begin DATA ENTRIES

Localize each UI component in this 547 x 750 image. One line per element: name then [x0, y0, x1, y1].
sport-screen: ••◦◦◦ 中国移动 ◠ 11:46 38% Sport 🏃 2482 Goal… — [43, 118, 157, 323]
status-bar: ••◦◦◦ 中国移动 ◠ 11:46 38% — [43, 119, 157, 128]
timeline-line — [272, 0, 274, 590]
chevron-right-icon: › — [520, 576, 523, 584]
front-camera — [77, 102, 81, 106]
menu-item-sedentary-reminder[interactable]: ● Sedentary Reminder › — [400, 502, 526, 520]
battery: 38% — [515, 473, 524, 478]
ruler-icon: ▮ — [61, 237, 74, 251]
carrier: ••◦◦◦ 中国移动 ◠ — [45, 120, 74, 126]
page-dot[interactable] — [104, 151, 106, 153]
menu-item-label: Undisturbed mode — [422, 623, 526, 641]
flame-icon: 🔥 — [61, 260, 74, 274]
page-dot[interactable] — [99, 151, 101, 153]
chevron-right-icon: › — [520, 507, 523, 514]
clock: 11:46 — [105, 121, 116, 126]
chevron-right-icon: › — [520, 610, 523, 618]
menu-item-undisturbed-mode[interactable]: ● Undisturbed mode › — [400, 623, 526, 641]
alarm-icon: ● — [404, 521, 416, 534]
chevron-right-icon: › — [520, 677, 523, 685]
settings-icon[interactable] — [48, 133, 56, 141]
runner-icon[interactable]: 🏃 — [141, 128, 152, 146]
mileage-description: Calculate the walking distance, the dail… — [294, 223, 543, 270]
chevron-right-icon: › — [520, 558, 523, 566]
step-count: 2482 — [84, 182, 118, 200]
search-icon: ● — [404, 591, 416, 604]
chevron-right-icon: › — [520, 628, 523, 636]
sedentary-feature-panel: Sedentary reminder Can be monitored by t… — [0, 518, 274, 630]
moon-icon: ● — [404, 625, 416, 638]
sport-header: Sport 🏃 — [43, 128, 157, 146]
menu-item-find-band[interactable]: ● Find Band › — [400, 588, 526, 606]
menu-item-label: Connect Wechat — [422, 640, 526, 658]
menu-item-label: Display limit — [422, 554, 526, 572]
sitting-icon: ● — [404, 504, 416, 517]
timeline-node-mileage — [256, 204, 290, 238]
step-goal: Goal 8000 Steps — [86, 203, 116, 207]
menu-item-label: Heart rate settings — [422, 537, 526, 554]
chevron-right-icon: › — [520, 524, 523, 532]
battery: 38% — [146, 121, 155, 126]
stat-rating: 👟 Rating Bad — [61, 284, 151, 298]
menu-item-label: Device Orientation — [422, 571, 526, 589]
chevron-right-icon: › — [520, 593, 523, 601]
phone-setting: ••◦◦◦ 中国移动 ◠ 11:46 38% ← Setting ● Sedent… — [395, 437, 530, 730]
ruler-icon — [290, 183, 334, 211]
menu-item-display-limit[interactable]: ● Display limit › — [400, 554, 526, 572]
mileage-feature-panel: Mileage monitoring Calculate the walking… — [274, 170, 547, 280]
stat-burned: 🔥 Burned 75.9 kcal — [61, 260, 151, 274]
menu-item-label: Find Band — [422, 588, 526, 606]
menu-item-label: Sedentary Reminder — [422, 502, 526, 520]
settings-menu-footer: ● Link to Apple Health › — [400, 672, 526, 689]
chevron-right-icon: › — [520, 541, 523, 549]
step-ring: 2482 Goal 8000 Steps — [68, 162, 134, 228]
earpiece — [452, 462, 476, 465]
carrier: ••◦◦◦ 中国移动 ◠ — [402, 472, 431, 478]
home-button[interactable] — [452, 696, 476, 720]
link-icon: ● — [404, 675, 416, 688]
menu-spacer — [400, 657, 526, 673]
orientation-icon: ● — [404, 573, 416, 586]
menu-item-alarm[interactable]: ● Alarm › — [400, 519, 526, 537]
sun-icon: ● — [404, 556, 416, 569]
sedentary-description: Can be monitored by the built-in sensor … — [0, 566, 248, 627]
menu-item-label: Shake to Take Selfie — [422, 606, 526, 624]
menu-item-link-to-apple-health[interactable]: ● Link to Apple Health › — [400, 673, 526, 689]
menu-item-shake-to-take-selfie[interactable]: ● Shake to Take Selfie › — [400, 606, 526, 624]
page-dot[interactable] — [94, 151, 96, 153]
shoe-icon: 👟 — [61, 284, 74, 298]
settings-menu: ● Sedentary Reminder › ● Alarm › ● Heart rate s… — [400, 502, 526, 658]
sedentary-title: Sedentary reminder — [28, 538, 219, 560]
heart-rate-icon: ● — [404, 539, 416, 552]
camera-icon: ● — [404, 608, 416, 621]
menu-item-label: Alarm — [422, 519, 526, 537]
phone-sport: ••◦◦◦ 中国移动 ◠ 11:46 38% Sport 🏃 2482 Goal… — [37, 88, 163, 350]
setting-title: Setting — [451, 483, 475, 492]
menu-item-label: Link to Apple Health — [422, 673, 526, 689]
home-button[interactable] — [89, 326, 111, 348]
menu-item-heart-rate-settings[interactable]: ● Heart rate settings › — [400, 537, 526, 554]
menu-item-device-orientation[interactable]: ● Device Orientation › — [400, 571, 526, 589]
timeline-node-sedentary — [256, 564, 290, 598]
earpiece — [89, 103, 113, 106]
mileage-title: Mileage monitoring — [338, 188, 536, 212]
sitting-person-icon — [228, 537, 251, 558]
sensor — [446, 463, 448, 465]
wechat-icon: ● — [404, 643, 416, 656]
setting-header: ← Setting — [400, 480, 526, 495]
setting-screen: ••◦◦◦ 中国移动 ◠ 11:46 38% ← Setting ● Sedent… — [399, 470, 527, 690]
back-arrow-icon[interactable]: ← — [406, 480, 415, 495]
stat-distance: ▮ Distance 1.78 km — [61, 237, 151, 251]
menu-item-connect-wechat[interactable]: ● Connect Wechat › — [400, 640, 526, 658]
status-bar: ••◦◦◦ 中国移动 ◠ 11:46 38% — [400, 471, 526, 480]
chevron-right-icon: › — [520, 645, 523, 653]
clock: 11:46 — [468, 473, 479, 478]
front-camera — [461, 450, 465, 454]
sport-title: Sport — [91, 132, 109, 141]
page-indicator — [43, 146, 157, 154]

end DATA ENTRIES

**WHAT IS BEING ASKED**
Print every line of the rows above verbatim.

**SOLVED PROBLEM**
Localize each UI component in this 547 x 750 image. One line per element: name then [x0, y0, x1, y1].
sport-screen: ••◦◦◦ 中国移动 ◠ 11:46 38% Sport 🏃 2482 Goal… — [43, 118, 157, 323]
status-bar: ••◦◦◦ 中国移动 ◠ 11:46 38% — [43, 119, 157, 128]
timeline-line — [272, 0, 274, 590]
chevron-right-icon: › — [520, 576, 523, 584]
front-camera — [77, 102, 81, 106]
menu-item-sedentary-reminder[interactable]: ● Sedentary Reminder › — [400, 502, 526, 520]
battery: 38% — [515, 473, 524, 478]
ruler-icon: ▮ — [61, 237, 74, 251]
carrier: ••◦◦◦ 中国移动 ◠ — [45, 120, 74, 126]
page-dot[interactable] — [104, 151, 106, 153]
menu-item-label: Undisturbed mode — [422, 623, 526, 641]
flame-icon: 🔥 — [61, 260, 74, 274]
page-dot[interactable] — [99, 151, 101, 153]
chevron-right-icon: › — [520, 507, 523, 514]
clock: 11:46 — [105, 121, 116, 126]
chevron-right-icon: › — [520, 610, 523, 618]
menu-item-undisturbed-mode[interactable]: ● Undisturbed mode › — [400, 623, 526, 641]
alarm-icon: ● — [404, 521, 416, 534]
chevron-right-icon: › — [520, 677, 523, 685]
settings-icon[interactable] — [48, 133, 56, 141]
runner-icon[interactable]: 🏃 — [141, 128, 152, 146]
mileage-description: Calculate the walking distance, the dail… — [294, 223, 543, 270]
chevron-right-icon: › — [520, 558, 523, 566]
step-count: 2482 — [84, 182, 118, 200]
search-icon: ● — [404, 591, 416, 604]
chevron-right-icon: › — [520, 628, 523, 636]
sedentary-feature-panel: Sedentary reminder Can be monitored by t… — [0, 518, 274, 630]
moon-icon: ● — [404, 625, 416, 638]
sport-header: Sport 🏃 — [43, 128, 157, 146]
menu-item-find-band[interactable]: ● Find Band › — [400, 588, 526, 606]
menu-item-label: Connect Wechat — [422, 640, 526, 658]
menu-item-label: Display limit — [422, 554, 526, 572]
sitting-icon: ● — [404, 504, 416, 517]
timeline-node-mileage — [256, 204, 290, 238]
step-goal: Goal 8000 Steps — [86, 203, 116, 207]
menu-item-label: Heart rate settings — [422, 537, 526, 554]
chevron-right-icon: › — [520, 524, 523, 532]
battery: 38% — [146, 121, 155, 126]
stat-rating: 👟 Rating Bad — [61, 284, 151, 298]
menu-item-label: Device Orientation — [422, 571, 526, 589]
chevron-right-icon: › — [520, 593, 523, 601]
phone-setting: ••◦◦◦ 中国移动 ◠ 11:46 38% ← Setting ● Sedent… — [395, 437, 530, 730]
ruler-icon — [290, 183, 334, 211]
menu-item-display-limit[interactable]: ● Display limit › — [400, 554, 526, 572]
mileage-feature-panel: Mileage monitoring Calculate the walking… — [274, 170, 547, 280]
stat-burned: 🔥 Burned 75.9 kcal — [61, 260, 151, 274]
menu-item-label: Find Band — [422, 588, 526, 606]
menu-item-label: Sedentary Reminder — [422, 502, 526, 520]
settings-menu-footer: ● Link to Apple Health › — [400, 672, 526, 689]
chevron-right-icon: › — [520, 541, 523, 549]
step-ring: 2482 Goal 8000 Steps — [68, 162, 134, 228]
earpiece — [452, 462, 476, 465]
carrier: ••◦◦◦ 中国移动 ◠ — [402, 472, 431, 478]
home-button[interactable] — [452, 696, 476, 720]
link-icon: ● — [404, 675, 416, 688]
menu-spacer — [400, 657, 526, 673]
orientation-icon: ● — [404, 573, 416, 586]
menu-item-alarm[interactable]: ● Alarm › — [400, 519, 526, 537]
sun-icon: ● — [404, 556, 416, 569]
sedentary-description: Can be monitored by the built-in sensor … — [0, 566, 248, 627]
menu-item-label: Shake to Take Selfie — [422, 606, 526, 624]
menu-item-link-to-apple-health[interactable]: ● Link to Apple Health › — [400, 673, 526, 689]
menu-item-shake-to-take-selfie[interactable]: ● Shake to Take Selfie › — [400, 606, 526, 624]
page-dot[interactable] — [94, 151, 96, 153]
shoe-icon: 👟 — [61, 284, 74, 298]
settings-menu: ● Sedentary Reminder › ● Alarm › ● Heart rate s… — [400, 502, 526, 658]
sedentary-title: Sedentary reminder — [28, 538, 219, 560]
heart-rate-icon: ● — [404, 539, 416, 552]
camera-icon: ● — [404, 608, 416, 621]
menu-item-label: Alarm — [422, 519, 526, 537]
phone-sport: ••◦◦◦ 中国移动 ◠ 11:46 38% Sport 🏃 2482 Goal… — [37, 88, 163, 350]
setting-title: Setting — [451, 483, 475, 492]
menu-item-label: Link to Apple Health — [422, 673, 526, 689]
home-button[interactable] — [89, 326, 111, 348]
menu-item-heart-rate-settings[interactable]: ● Heart rate settings › — [400, 537, 526, 554]
menu-item-device-orientation[interactable]: ● Device Orientation › — [400, 571, 526, 589]
timeline-node-sedentary — [256, 564, 290, 598]
earpiece — [89, 103, 113, 106]
mileage-title: Mileage monitoring — [338, 188, 536, 212]
sitting-person-icon — [228, 537, 251, 558]
sensor — [446, 463, 448, 465]
wechat-icon: ● — [404, 643, 416, 656]
setting-header: ← Setting — [400, 480, 526, 495]
setting-screen: ••◦◦◦ 中国移动 ◠ 11:46 38% ← Setting ● Sedent… — [399, 470, 527, 690]
back-arrow-icon[interactable]: ← — [406, 480, 415, 495]
stat-distance: ▮ Distance 1.78 km — [61, 237, 151, 251]
menu-item-connect-wechat[interactable]: ● Connect Wechat › — [400, 640, 526, 658]
status-bar: ••◦◦◦ 中国移动 ◠ 11:46 38% — [400, 471, 526, 480]
chevron-right-icon: › — [520, 645, 523, 653]
clock: 11:46 — [468, 473, 479, 478]
front-camera — [461, 450, 465, 454]
sport-title: Sport — [91, 132, 109, 141]
page-indicator — [43, 146, 157, 154]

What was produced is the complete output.